RECORDS TO PROCESS:
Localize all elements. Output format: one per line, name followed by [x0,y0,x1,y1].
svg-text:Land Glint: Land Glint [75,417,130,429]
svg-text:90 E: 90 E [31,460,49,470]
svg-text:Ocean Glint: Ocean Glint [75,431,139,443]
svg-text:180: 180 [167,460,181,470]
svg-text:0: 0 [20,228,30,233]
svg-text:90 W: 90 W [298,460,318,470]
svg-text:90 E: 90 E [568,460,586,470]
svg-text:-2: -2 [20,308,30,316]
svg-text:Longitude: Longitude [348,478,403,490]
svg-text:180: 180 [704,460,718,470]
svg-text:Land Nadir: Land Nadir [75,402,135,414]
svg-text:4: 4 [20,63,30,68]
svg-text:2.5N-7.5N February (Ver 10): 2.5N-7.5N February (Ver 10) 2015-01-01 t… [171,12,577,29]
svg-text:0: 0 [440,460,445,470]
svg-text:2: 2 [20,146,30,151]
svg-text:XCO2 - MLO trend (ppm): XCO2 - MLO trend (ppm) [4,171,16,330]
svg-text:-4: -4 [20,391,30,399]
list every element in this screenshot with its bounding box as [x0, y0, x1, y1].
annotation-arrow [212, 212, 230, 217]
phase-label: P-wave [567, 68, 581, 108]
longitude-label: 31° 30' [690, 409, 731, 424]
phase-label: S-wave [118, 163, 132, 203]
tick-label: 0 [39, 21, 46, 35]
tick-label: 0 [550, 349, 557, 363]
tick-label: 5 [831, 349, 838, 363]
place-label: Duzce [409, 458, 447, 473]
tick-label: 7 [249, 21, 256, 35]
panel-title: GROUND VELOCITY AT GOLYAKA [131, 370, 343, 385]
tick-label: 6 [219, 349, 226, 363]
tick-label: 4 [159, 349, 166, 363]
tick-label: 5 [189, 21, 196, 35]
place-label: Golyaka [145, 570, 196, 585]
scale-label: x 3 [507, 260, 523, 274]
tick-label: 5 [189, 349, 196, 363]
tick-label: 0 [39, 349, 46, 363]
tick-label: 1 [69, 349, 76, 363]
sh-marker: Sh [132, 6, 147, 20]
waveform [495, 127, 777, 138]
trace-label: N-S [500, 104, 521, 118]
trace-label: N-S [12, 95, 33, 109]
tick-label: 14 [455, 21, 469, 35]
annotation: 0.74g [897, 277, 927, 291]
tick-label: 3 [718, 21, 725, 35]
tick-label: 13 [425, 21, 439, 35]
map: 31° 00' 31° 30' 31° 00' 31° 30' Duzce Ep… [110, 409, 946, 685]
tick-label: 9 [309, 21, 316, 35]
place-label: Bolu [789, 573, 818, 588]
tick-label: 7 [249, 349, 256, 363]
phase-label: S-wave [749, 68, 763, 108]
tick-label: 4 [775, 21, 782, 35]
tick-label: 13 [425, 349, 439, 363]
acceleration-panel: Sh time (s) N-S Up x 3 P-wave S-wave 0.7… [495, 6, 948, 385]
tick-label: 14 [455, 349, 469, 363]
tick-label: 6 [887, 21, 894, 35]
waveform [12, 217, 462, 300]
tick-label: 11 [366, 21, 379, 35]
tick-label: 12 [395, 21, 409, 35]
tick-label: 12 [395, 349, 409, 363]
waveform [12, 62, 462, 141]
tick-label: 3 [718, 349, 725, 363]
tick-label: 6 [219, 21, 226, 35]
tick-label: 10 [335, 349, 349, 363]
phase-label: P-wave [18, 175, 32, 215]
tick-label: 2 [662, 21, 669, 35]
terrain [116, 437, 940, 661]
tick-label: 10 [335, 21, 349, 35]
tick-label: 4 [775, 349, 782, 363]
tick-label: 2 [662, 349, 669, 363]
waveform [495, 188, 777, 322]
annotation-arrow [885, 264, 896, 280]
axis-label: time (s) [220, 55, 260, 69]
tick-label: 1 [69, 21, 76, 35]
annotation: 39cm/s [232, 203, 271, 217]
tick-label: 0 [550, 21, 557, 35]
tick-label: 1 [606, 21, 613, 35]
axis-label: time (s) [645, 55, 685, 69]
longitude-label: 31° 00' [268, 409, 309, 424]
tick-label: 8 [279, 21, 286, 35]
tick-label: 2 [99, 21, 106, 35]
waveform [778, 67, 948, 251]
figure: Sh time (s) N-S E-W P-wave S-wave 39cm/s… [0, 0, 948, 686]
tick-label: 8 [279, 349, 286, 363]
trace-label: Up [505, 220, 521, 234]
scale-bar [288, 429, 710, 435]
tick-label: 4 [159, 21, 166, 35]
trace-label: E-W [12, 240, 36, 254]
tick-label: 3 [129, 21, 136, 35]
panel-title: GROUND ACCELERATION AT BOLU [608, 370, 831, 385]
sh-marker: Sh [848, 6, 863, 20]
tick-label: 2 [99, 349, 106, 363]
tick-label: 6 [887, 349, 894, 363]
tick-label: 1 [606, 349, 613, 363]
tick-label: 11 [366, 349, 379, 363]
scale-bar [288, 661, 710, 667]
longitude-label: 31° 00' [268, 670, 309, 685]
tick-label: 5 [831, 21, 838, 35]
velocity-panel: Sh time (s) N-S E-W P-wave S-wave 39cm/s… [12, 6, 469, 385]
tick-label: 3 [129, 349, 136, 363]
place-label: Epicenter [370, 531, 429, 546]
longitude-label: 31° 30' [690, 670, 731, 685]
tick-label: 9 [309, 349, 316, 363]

EXERCISE DESCRIPTION: Copy out every line of the entries above, keeping each one unchanged.

RESULT:
Localize all elements. Output format: one per line, name followed by [x0,y0,x1,y1].
svg-text:Land Glint: Land Glint [75,417,130,429]
svg-text:90 E: 90 E [31,460,49,470]
svg-text:Ocean Glint: Ocean Glint [75,431,139,443]
svg-text:180: 180 [167,460,181,470]
svg-text:0: 0 [20,228,30,233]
svg-text:90 W: 90 W [298,460,318,470]
svg-text:90 E: 90 E [568,460,586,470]
svg-text:-2: -2 [20,308,30,316]
svg-text:Longitude: Longitude [348,478,403,490]
svg-text:180: 180 [704,460,718,470]
svg-text:Land Nadir: Land Nadir [75,402,135,414]
svg-text:4: 4 [20,63,30,68]
svg-text:2.5N-7.5N February (Ver 10): 2.5N-7.5N February (Ver 10) 2015-01-01 t… [171,12,577,29]
svg-text:0: 0 [440,460,445,470]
svg-text:2: 2 [20,146,30,151]
svg-text:XCO2 - MLO trend (ppm): XCO2 - MLO trend (ppm) [4,171,16,330]
svg-text:-4: -4 [20,391,30,399]
list every element in this screenshot with its bounding box as [x0, y0, x1, y1].
annotation-arrow [212, 212, 230, 217]
phase-label: P-wave [567, 68, 581, 108]
longitude-label: 31° 30' [690, 409, 731, 424]
phase-label: S-wave [118, 163, 132, 203]
tick-label: 0 [39, 21, 46, 35]
tick-label: 0 [550, 349, 557, 363]
tick-label: 5 [831, 349, 838, 363]
place-label: Duzce [409, 458, 447, 473]
tick-label: 7 [249, 21, 256, 35]
panel-title: GROUND VELOCITY AT GOLYAKA [131, 370, 343, 385]
tick-label: 6 [219, 349, 226, 363]
tick-label: 4 [159, 349, 166, 363]
tick-label: 5 [189, 21, 196, 35]
place-label: Golyaka [145, 570, 196, 585]
scale-label: x 3 [507, 260, 523, 274]
tick-label: 5 [189, 349, 196, 363]
tick-label: 0 [39, 349, 46, 363]
tick-label: 1 [69, 349, 76, 363]
sh-marker: Sh [132, 6, 147, 20]
waveform [495, 127, 777, 138]
trace-label: N-S [500, 104, 521, 118]
trace-label: N-S [12, 95, 33, 109]
tick-label: 14 [455, 21, 469, 35]
annotation: 0.74g [897, 277, 927, 291]
tick-label: 3 [718, 21, 725, 35]
tick-label: 13 [425, 21, 439, 35]
map: 31° 00' 31° 30' 31° 00' 31° 30' Duzce Ep… [110, 409, 946, 685]
tick-label: 9 [309, 21, 316, 35]
place-label: Bolu [789, 573, 818, 588]
tick-label: 7 [249, 349, 256, 363]
phase-label: S-wave [749, 68, 763, 108]
tick-label: 4 [775, 21, 782, 35]
tick-label: 13 [425, 349, 439, 363]
acceleration-panel: Sh time (s) N-S Up x 3 P-wave S-wave 0.7… [495, 6, 948, 385]
tick-label: 14 [455, 349, 469, 363]
tick-label: 6 [887, 21, 894, 35]
waveform [12, 217, 462, 300]
tick-label: 11 [366, 21, 379, 35]
tick-label: 12 [395, 21, 409, 35]
tick-label: 12 [395, 349, 409, 363]
waveform [12, 62, 462, 141]
tick-label: 3 [718, 349, 725, 363]
tick-label: 6 [219, 21, 226, 35]
tick-label: 10 [335, 349, 349, 363]
phase-label: P-wave [18, 175, 32, 215]
tick-label: 2 [662, 21, 669, 35]
terrain [116, 437, 940, 661]
tick-label: 10 [335, 21, 349, 35]
tick-label: 4 [775, 349, 782, 363]
tick-label: 2 [662, 349, 669, 363]
waveform [495, 188, 777, 322]
annotation-arrow [885, 264, 896, 280]
axis-label: time (s) [220, 55, 260, 69]
tick-label: 1 [69, 21, 76, 35]
annotation: 39cm/s [232, 203, 271, 217]
tick-label: 0 [550, 21, 557, 35]
tick-label: 1 [606, 21, 613, 35]
axis-label: time (s) [645, 55, 685, 69]
longitude-label: 31° 00' [268, 409, 309, 424]
tick-label: 8 [279, 21, 286, 35]
tick-label: 2 [99, 21, 106, 35]
waveform [778, 67, 948, 251]
figure: Sh time (s) N-S E-W P-wave S-wave 39cm/s… [0, 0, 948, 686]
tick-label: 8 [279, 349, 286, 363]
trace-label: Up [505, 220, 521, 234]
scale-bar [288, 429, 710, 435]
tick-label: 4 [159, 21, 166, 35]
trace-label: E-W [12, 240, 36, 254]
tick-label: 3 [129, 21, 136, 35]
panel-title: GROUND ACCELERATION AT BOLU [608, 370, 831, 385]
sh-marker: Sh [848, 6, 863, 20]
tick-label: 2 [99, 349, 106, 363]
tick-label: 6 [887, 349, 894, 363]
tick-label: 1 [606, 349, 613, 363]
tick-label: 11 [366, 349, 379, 363]
scale-bar [288, 661, 710, 667]
longitude-label: 31° 00' [268, 670, 309, 685]
tick-label: 5 [831, 21, 838, 35]
velocity-panel: Sh time (s) N-S E-W P-wave S-wave 39cm/s… [12, 6, 469, 385]
tick-label: 3 [129, 349, 136, 363]
place-label: Epicenter [370, 531, 429, 546]
longitude-label: 31° 30' [690, 670, 731, 685]
tick-label: 9 [309, 349, 316, 363]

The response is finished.